→ **WHAT YOU SHOULD DO**
Reproduce all of the material below with "Composting time (d)" substituted by "Composting duration (days)" and everything else unchanged. Omit the pictures from your answer.

**********

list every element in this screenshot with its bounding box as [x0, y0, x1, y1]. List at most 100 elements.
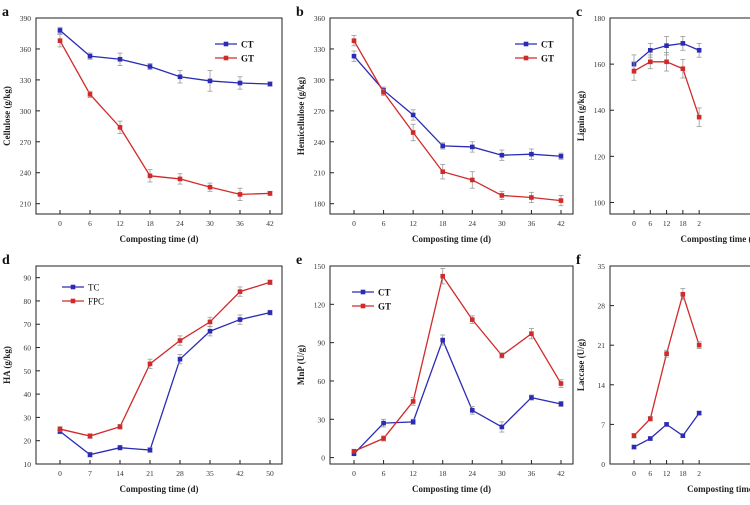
data-point	[664, 43, 669, 48]
data-point	[352, 54, 357, 59]
y-tick-label: 80	[24, 297, 32, 306]
data-point	[238, 289, 243, 294]
data-point	[268, 191, 273, 196]
x-axis-label: Composting time (d)	[412, 234, 491, 244]
y-tick-label: 30	[24, 413, 32, 422]
x-tick-label: 18	[439, 219, 447, 228]
data-point	[681, 433, 686, 438]
x-tick-label: 30	[206, 219, 214, 228]
data-point	[559, 198, 564, 203]
data-point	[268, 280, 273, 285]
y-tick-label: 270	[20, 138, 32, 147]
data-point	[500, 353, 505, 358]
y-axis-label: Lignin (g/kg)	[576, 91, 586, 141]
data-point	[118, 57, 123, 62]
data-point	[118, 445, 123, 450]
data-point	[559, 381, 564, 386]
data-point	[470, 145, 475, 150]
y-tick-label: 140	[594, 106, 606, 115]
data-point	[529, 195, 534, 200]
data-point	[470, 178, 475, 183]
y-tick-label: 21	[598, 341, 606, 350]
panel-letter: b	[296, 5, 304, 20]
y-tick-label: 360	[20, 45, 32, 54]
y-tick-label: 90	[24, 274, 32, 283]
y-axis-label: Laccase (U/g)	[576, 339, 586, 391]
x-tick-label: 36	[528, 219, 536, 228]
data-point	[352, 38, 357, 43]
data-point	[500, 425, 505, 430]
x-tick-label: 6	[648, 469, 652, 478]
y-tick-label: 40	[24, 390, 32, 399]
data-point	[352, 449, 357, 454]
legend-label: GT	[378, 302, 391, 312]
data-point	[178, 357, 183, 362]
series-line	[634, 413, 699, 447]
legend-label: CT	[378, 288, 391, 298]
legend-marker	[224, 56, 229, 61]
series-CT	[632, 411, 702, 450]
series-GT	[352, 36, 564, 206]
y-tick-label: 30	[318, 415, 326, 424]
data-point	[381, 436, 386, 441]
data-point	[529, 395, 534, 400]
y-tick-label: 120	[594, 152, 606, 161]
y-tick-label: 330	[314, 45, 326, 54]
x-tick-label: 42	[266, 219, 274, 228]
plot-frame	[330, 18, 573, 214]
x-axis-label: Composting time (d)	[681, 234, 750, 244]
x-tick-label: 24	[469, 219, 477, 228]
y-tick-label: 360	[314, 14, 326, 23]
x-tick-label: 6	[88, 219, 92, 228]
y-tick-label: 270	[314, 107, 326, 116]
data-point	[411, 420, 416, 425]
x-axis-label: Composting time (d)	[412, 484, 491, 494]
data-point	[238, 317, 243, 322]
x-axis-label: Composting time (d)	[120, 484, 199, 494]
data-point	[648, 48, 653, 53]
data-point	[238, 81, 243, 86]
data-point	[648, 436, 653, 441]
y-tick-label: 0	[601, 460, 605, 469]
x-tick-label: 0	[58, 219, 62, 228]
x-tick-label: 2	[697, 469, 701, 478]
data-point	[697, 343, 702, 348]
y-tick-label: 150	[314, 262, 326, 271]
x-tick-label: 42	[557, 219, 565, 228]
x-tick-label: 0	[632, 219, 636, 228]
x-tick-label: 50	[266, 469, 274, 478]
plot-frame	[330, 266, 573, 464]
data-point	[664, 422, 669, 427]
y-tick-label: 60	[318, 377, 326, 386]
data-point	[148, 174, 153, 179]
y-tick-label: 240	[314, 138, 326, 147]
data-point	[559, 154, 564, 159]
y-tick-label: 50	[24, 367, 32, 376]
y-tick-label: 300	[20, 107, 32, 116]
x-tick-label: 2	[697, 219, 701, 228]
x-tick-label: 18	[439, 469, 447, 478]
data-point	[664, 60, 669, 65]
x-tick-label: 24	[176, 219, 184, 228]
x-tick-label: 24	[469, 469, 477, 478]
data-point	[148, 448, 153, 453]
series-line	[354, 56, 561, 156]
data-point	[268, 310, 273, 315]
data-point	[681, 292, 686, 297]
data-point	[697, 48, 702, 53]
y-axis-label: MnP (U/g)	[296, 345, 306, 385]
data-point	[118, 125, 123, 130]
data-point	[381, 421, 386, 426]
y-tick-label: 330	[20, 76, 32, 85]
x-tick-label: 12	[409, 469, 417, 478]
legend-label: GT	[541, 54, 554, 64]
data-point	[148, 362, 153, 367]
legend-label: TC	[88, 283, 100, 293]
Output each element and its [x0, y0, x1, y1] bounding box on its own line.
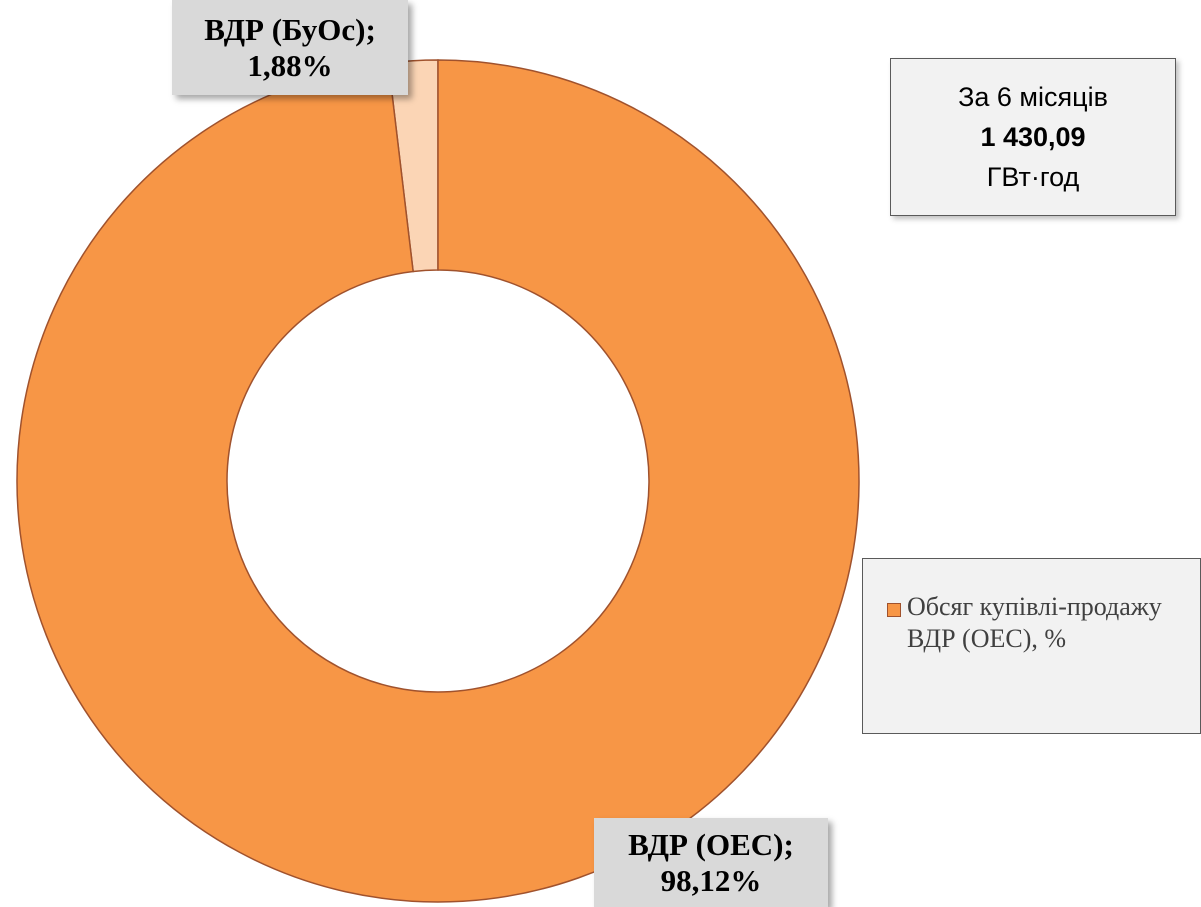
total-annotation-value: 1 430,09 — [980, 122, 1086, 152]
total-annotation: За 6 місяців 1 430,09 ГВт·год — [890, 58, 1176, 216]
data-label-oes: ВДР (ОЕС); 98,12% — [594, 818, 828, 907]
donut-slice-oes — [16, 59, 860, 903]
data-label-buos-value: 1,88% — [247, 47, 333, 83]
legend-entry-oes: Обсяг купівлі-продажу ВДР (ОЕС), % — [907, 592, 1162, 653]
data-label-oes-value: 98,12% — [660, 862, 762, 898]
legend-swatch-oes — [887, 603, 901, 617]
data-label-buos-series: ВДР (БуОс); — [204, 11, 376, 47]
data-label-buos: ВДР (БуОс); 1,88% — [172, 0, 408, 95]
data-label-oes-series: ВДР (ОЕС); — [628, 826, 794, 862]
legend: Обсяг купівлі-продажу ВДР (ОЕС), % — [862, 558, 1201, 734]
total-annotation-unit: ГВт·год — [986, 162, 1080, 192]
total-annotation-period: За 6 місяців — [958, 82, 1108, 112]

**********

→ **WRITTEN RESPONSE**
list every element in this screenshot with its bounding box as [x0, y0, x1, y1]. List at most 100 elements.
data-point	[664, 43, 669, 48]
data-point	[352, 54, 357, 59]
y-tick-label: 80	[24, 297, 32, 306]
data-point	[238, 289, 243, 294]
data-point	[268, 191, 273, 196]
x-axis-label: Composting duration (days)	[412, 234, 491, 244]
y-tick-label: 30	[24, 413, 32, 422]
x-tick-label: 18	[439, 219, 447, 228]
data-point	[681, 433, 686, 438]
x-tick-label: 30	[206, 219, 214, 228]
data-point	[559, 198, 564, 203]
data-point	[268, 280, 273, 285]
y-tick-label: 270	[20, 138, 32, 147]
data-point	[500, 353, 505, 358]
y-axis-label: Lignin (g/kg)	[576, 91, 586, 141]
data-point	[118, 57, 123, 62]
data-point	[118, 445, 123, 450]
data-point	[559, 381, 564, 386]
data-point	[470, 145, 475, 150]
y-tick-label: 140	[594, 106, 606, 115]
data-point	[529, 195, 534, 200]
data-point	[470, 178, 475, 183]
y-tick-label: 21	[598, 341, 606, 350]
panel-letter: b	[296, 5, 304, 20]
y-tick-label: 360	[20, 45, 32, 54]
y-tick-label: 90	[24, 274, 32, 283]
y-axis-label: Laccase (U/g)	[576, 339, 586, 391]
x-tick-label: 36	[528, 219, 536, 228]
data-point	[352, 38, 357, 43]
data-point	[500, 425, 505, 430]
x-tick-label: 6	[648, 469, 652, 478]
y-tick-label: 40	[24, 390, 32, 399]
data-point	[352, 449, 357, 454]
legend-label: GT	[378, 302, 391, 312]
data-point	[178, 357, 183, 362]
series-line	[634, 413, 699, 447]
legend-label: CT	[378, 288, 391, 298]
legend-marker	[224, 56, 229, 61]
series-CT	[632, 411, 702, 450]
series-GT	[352, 36, 564, 206]
y-tick-label: 30	[318, 415, 326, 424]
data-point	[381, 436, 386, 441]
data-point	[529, 395, 534, 400]
y-tick-label: 120	[594, 152, 606, 161]
y-tick-label: 330	[314, 45, 326, 54]
x-tick-label: 42	[266, 219, 274, 228]
plot-frame	[330, 18, 573, 214]
x-axis-label: Composting duration (days)	[681, 234, 750, 244]
x-tick-label: 24	[469, 219, 477, 228]
y-tick-label: 360	[314, 14, 326, 23]
x-tick-label: 6	[88, 219, 92, 228]
y-tick-label: 270	[314, 107, 326, 116]
data-point	[411, 420, 416, 425]
x-axis-label: Composting duration (days)	[412, 484, 491, 494]
data-point	[238, 317, 243, 322]
x-axis-label: Composting duration (days)	[120, 484, 199, 494]
data-point	[648, 48, 653, 53]
data-point	[238, 81, 243, 86]
data-point	[648, 436, 653, 441]
y-tick-label: 0	[601, 460, 605, 469]
x-tick-label: 0	[58, 219, 62, 228]
x-tick-label: 2	[697, 469, 701, 478]
data-point	[697, 343, 702, 348]
y-tick-label: 150	[314, 262, 326, 271]
x-tick-label: 42	[557, 219, 565, 228]
x-tick-label: 0	[632, 219, 636, 228]
x-tick-label: 50	[266, 469, 274, 478]
plot-frame	[330, 266, 573, 464]
data-point	[664, 422, 669, 427]
y-tick-label: 60	[318, 377, 326, 386]
data-point	[148, 174, 153, 179]
y-tick-label: 240	[314, 138, 326, 147]
data-point	[559, 154, 564, 159]
y-tick-label: 50	[24, 367, 32, 376]
y-tick-label: 300	[20, 107, 32, 116]
x-tick-label: 2	[697, 219, 701, 228]
x-tick-label: 18	[439, 469, 447, 478]
data-point	[664, 60, 669, 65]
x-tick-label: 24	[176, 219, 184, 228]
x-tick-label: 24	[469, 469, 477, 478]
data-point	[148, 448, 153, 453]
series-line	[354, 56, 561, 156]
data-point	[268, 310, 273, 315]
data-point	[681, 292, 686, 297]
data-point	[697, 48, 702, 53]
y-axis-label: MnP (U/g)	[296, 345, 306, 385]
data-point	[118, 125, 123, 130]
data-point	[381, 421, 386, 426]
y-tick-label: 330	[20, 76, 32, 85]
x-tick-label: 12	[409, 469, 417, 478]
legend-label: GT	[541, 54, 554, 64]
data-point	[148, 362, 153, 367]
legend-label: TC	[88, 283, 100, 293]
Output each element and its [x0, y0, x1, y1] bounding box on its own line.
total-annotation-value: 1 430,09 — [980, 122, 1086, 152]
total-annotation: За 6 місяців 1 430,09 ГВт·год — [890, 58, 1176, 216]
data-label-oes: ВДР (ОЕС); 98,12% — [594, 818, 828, 907]
donut-slice-oes — [16, 59, 860, 903]
data-label-buos-value: 1,88% — [247, 47, 333, 83]
legend-entry-oes: Обсяг купівлі-продажу ВДР (ОЕС), % — [907, 592, 1162, 653]
data-label-oes-value: 98,12% — [660, 862, 762, 898]
legend-swatch-oes — [887, 603, 901, 617]
data-label-buos-series: ВДР (БуОс); — [204, 11, 376, 47]
data-label-buos: ВДР (БуОс); 1,88% — [172, 0, 408, 95]
data-label-oes-series: ВДР (ОЕС); — [628, 826, 794, 862]
legend: Обсяг купівлі-продажу ВДР (ОЕС), % — [862, 558, 1201, 734]
total-annotation-unit: ГВт·год — [986, 162, 1080, 192]
total-annotation-period: За 6 місяців — [958, 82, 1108, 112]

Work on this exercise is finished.